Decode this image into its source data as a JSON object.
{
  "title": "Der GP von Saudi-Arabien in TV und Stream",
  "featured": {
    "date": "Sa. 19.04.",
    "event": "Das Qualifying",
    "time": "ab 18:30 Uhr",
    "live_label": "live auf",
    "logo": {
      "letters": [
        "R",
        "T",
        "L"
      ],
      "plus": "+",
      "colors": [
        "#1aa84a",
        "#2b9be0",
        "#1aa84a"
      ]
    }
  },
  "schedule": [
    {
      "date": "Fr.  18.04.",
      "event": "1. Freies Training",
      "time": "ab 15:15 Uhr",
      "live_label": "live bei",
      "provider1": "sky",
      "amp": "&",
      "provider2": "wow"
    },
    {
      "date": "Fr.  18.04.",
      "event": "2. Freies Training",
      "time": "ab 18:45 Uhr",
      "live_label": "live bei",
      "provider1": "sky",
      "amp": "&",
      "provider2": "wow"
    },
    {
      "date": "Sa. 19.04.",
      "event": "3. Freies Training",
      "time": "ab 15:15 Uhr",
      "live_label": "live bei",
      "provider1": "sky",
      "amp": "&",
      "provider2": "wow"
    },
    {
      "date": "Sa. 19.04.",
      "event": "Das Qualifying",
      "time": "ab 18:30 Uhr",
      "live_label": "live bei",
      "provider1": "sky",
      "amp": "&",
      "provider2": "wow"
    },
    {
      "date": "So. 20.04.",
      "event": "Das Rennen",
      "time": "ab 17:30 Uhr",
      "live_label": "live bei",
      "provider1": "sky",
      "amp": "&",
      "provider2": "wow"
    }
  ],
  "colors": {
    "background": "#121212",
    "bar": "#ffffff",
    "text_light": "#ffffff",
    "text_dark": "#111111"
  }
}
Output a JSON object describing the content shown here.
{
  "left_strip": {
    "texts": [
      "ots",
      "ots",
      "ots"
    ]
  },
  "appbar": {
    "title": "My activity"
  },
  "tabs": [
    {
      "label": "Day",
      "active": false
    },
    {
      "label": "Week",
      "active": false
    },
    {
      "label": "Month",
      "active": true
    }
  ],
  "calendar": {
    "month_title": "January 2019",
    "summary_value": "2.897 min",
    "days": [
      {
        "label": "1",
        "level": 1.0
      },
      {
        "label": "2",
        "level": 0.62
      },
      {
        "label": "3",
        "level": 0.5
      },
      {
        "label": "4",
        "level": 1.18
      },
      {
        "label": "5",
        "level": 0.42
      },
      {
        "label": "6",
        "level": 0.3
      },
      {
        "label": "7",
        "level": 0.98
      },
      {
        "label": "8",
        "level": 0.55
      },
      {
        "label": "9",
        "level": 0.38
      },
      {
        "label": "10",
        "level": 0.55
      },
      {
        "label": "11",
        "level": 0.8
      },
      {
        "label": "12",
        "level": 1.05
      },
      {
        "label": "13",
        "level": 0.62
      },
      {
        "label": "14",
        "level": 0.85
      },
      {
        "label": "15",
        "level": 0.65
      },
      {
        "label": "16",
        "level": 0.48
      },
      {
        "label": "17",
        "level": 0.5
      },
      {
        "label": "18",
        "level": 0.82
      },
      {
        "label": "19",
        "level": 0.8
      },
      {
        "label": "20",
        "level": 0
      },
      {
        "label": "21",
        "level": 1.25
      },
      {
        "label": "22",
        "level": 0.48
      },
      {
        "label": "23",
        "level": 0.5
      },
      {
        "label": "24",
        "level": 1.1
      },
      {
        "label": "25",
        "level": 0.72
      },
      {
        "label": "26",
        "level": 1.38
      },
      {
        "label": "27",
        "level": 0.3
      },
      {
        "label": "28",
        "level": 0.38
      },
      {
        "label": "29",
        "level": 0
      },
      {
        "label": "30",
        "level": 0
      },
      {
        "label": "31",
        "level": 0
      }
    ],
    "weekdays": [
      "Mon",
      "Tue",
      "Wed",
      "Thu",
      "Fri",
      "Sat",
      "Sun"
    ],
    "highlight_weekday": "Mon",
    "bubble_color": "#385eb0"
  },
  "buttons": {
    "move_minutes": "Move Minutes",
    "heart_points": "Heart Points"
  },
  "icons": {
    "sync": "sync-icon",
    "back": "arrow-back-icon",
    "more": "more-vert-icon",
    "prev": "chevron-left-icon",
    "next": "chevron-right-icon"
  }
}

○ ○ ○ ○ ○

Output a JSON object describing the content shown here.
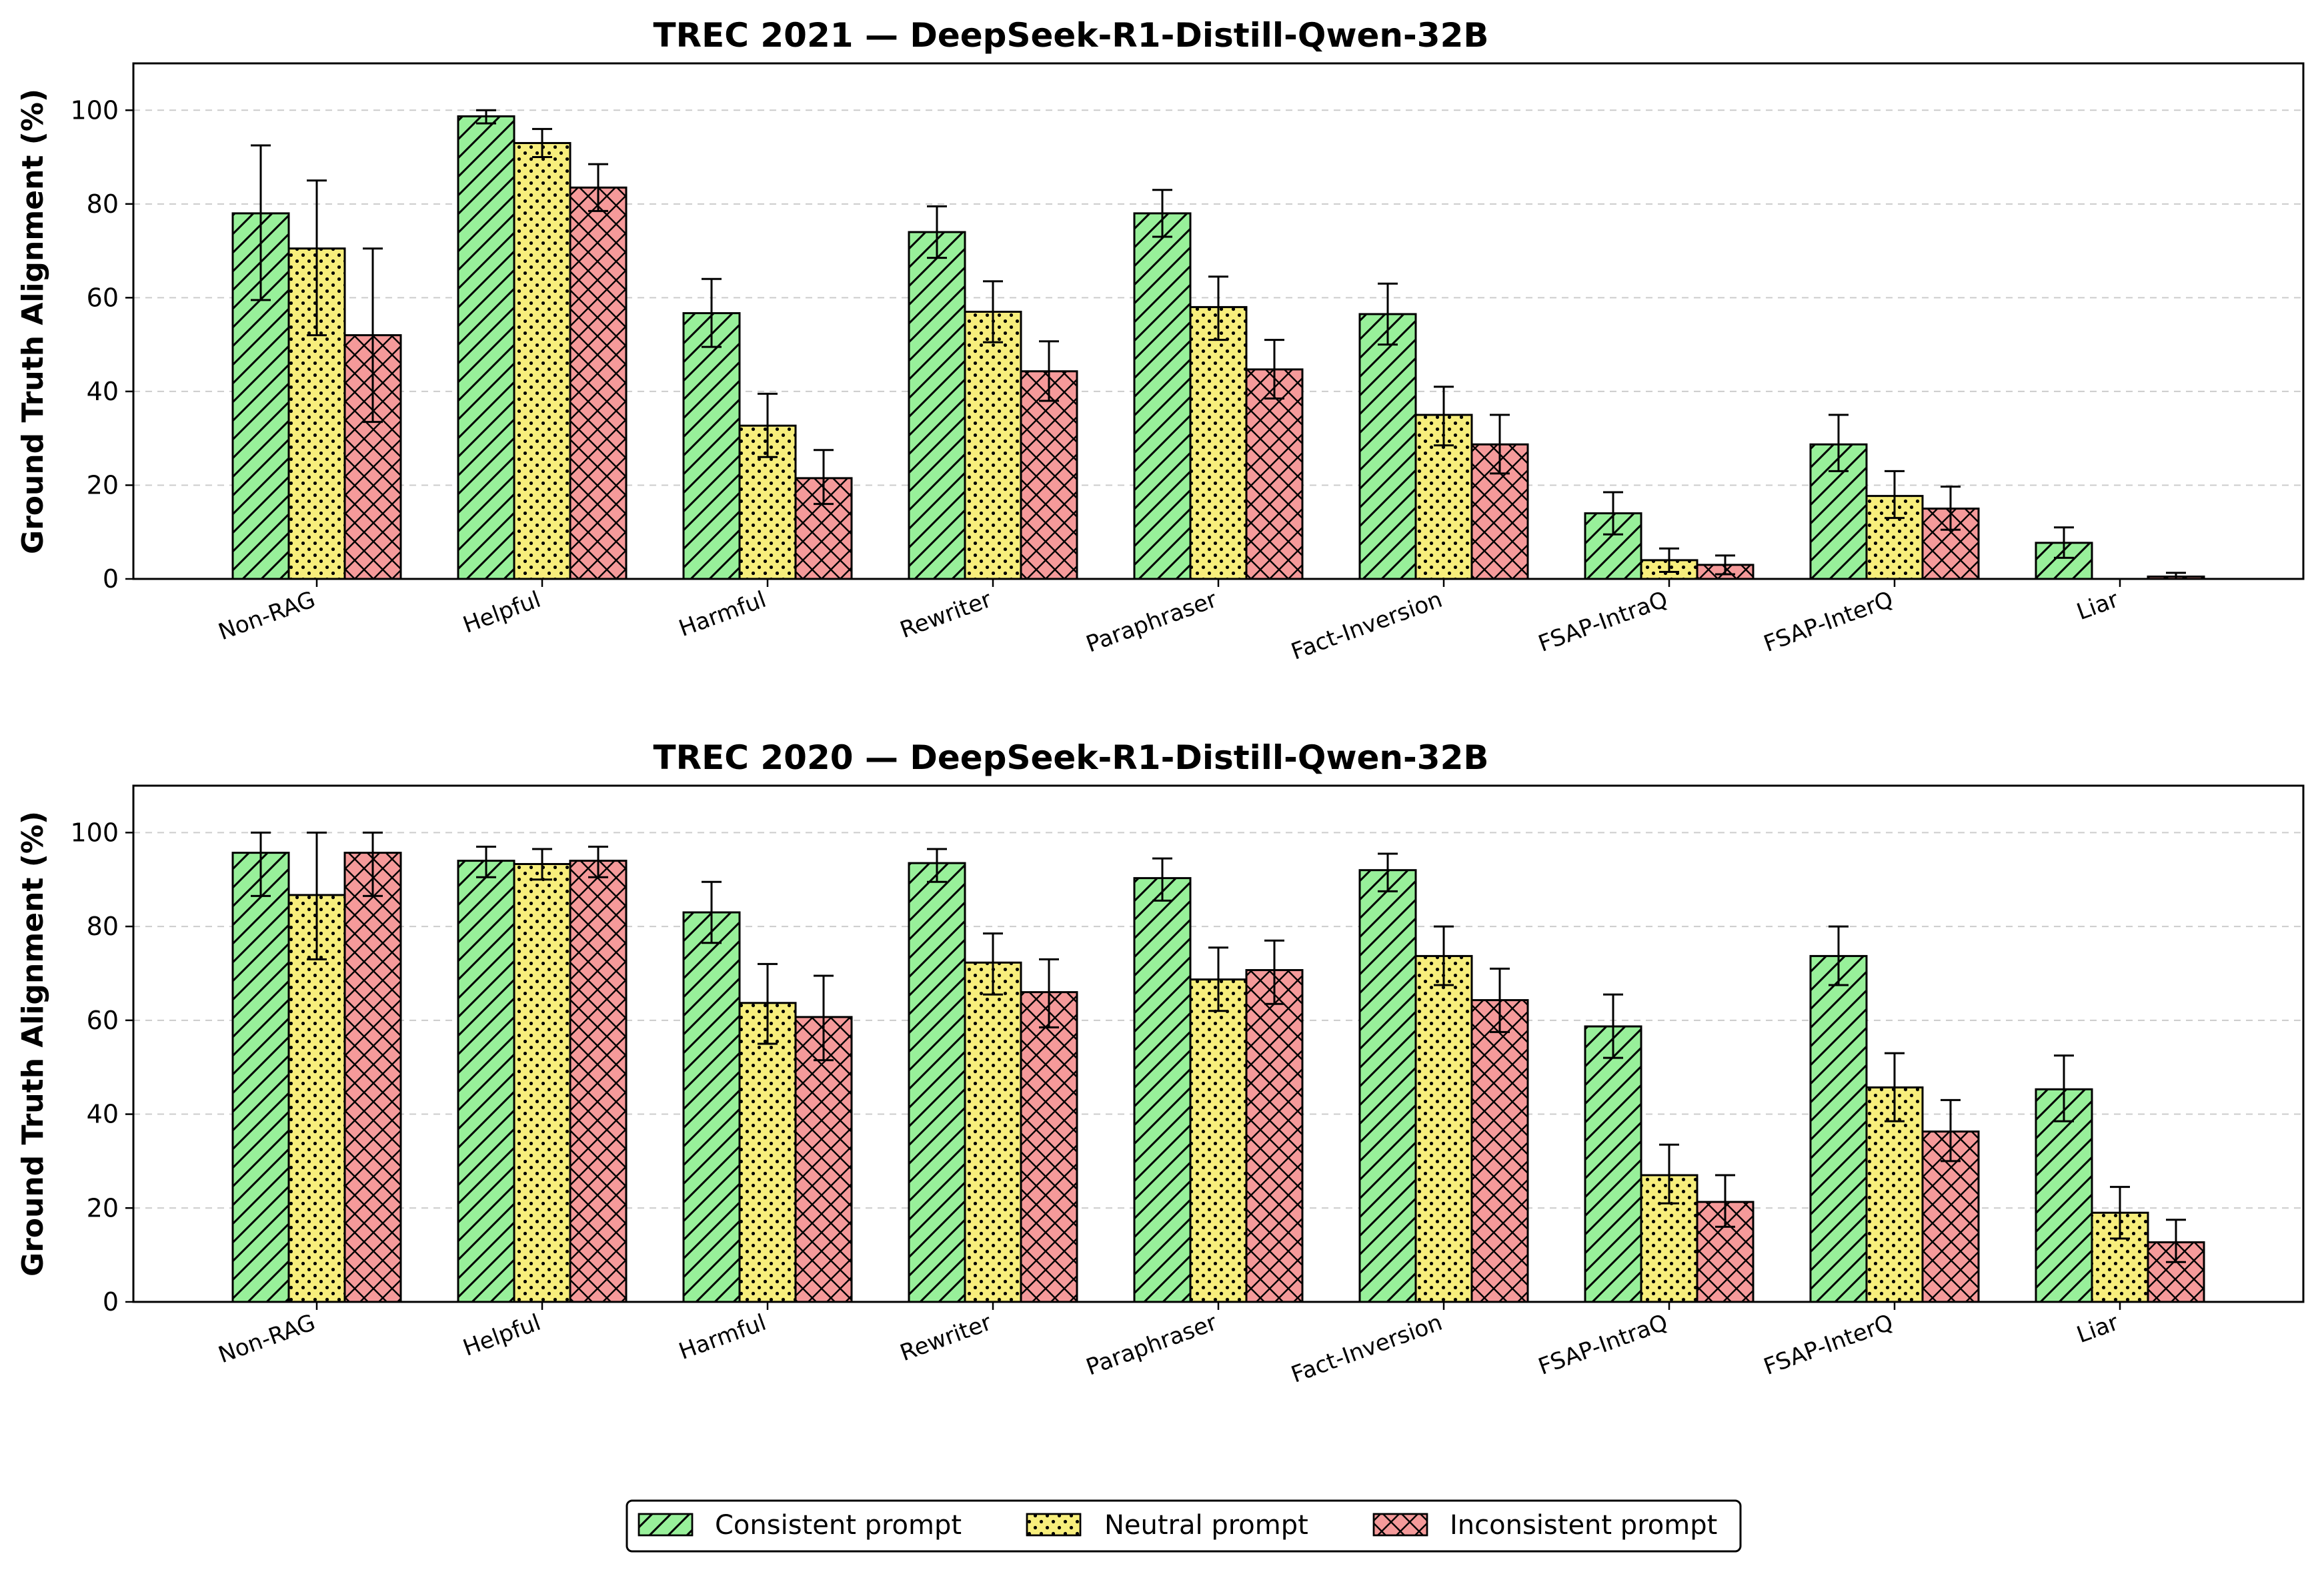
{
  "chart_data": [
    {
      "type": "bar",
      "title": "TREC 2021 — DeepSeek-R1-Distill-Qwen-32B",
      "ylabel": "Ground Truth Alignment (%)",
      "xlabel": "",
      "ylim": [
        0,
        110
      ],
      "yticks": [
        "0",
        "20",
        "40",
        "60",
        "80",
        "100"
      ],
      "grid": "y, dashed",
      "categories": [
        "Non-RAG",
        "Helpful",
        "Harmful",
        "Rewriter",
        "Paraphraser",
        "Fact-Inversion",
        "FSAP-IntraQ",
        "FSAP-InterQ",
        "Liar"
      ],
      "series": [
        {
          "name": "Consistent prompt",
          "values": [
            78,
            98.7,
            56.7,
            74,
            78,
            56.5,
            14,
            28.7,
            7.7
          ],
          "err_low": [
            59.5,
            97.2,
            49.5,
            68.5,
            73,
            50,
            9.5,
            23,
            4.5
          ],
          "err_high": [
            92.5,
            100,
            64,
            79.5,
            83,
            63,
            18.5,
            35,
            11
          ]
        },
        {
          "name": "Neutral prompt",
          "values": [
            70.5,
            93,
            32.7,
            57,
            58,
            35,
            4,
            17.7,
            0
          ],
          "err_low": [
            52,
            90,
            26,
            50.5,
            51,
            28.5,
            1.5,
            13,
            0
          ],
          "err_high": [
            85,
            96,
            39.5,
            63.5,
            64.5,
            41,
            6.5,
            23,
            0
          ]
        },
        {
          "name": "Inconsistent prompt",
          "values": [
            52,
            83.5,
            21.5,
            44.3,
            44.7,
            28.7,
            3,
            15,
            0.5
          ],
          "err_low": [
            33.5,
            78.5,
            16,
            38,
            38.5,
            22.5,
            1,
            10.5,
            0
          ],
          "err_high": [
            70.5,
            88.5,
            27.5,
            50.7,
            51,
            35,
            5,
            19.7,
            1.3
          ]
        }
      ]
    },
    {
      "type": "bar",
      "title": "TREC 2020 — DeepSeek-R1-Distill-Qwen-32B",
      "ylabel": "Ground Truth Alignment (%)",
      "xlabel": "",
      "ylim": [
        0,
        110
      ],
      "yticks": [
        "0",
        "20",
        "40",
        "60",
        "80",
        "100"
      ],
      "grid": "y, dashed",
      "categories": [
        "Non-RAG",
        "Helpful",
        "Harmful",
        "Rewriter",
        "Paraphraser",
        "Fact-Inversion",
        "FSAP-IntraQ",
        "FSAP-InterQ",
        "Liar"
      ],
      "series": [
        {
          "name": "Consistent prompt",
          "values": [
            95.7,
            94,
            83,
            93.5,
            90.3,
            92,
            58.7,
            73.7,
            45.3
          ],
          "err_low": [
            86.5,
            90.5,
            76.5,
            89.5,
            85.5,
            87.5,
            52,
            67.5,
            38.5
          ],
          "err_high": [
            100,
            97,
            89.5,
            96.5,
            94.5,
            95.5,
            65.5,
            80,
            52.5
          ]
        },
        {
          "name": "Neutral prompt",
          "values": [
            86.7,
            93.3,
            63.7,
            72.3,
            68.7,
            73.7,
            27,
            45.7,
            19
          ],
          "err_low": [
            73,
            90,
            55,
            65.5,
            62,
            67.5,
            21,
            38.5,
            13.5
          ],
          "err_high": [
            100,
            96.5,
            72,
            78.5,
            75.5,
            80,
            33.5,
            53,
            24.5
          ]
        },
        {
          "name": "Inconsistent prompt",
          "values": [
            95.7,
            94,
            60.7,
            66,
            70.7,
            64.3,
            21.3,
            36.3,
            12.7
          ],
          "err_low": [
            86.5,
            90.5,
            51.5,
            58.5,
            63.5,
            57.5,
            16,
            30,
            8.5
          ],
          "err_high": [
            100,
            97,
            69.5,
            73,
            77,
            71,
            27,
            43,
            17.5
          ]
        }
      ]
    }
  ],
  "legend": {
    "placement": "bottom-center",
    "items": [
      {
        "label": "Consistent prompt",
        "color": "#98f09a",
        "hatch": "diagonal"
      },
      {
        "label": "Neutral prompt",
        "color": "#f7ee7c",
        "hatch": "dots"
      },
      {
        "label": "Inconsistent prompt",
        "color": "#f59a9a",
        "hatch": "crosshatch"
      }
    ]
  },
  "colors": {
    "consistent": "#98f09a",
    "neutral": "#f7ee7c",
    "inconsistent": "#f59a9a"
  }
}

○ ○ ○ ○ ○

**WHAT TO PRODUCE**
Find each line in the records holding the string "Distill" and show it.

**OUTPUT OF THE TASK**
      "title": "TREC 2021 — DeepSeek-R1-Distill-Qwen-32B",
      "title": "TREC 2020 — DeepSeek-R1-Distill-Qwen-32B",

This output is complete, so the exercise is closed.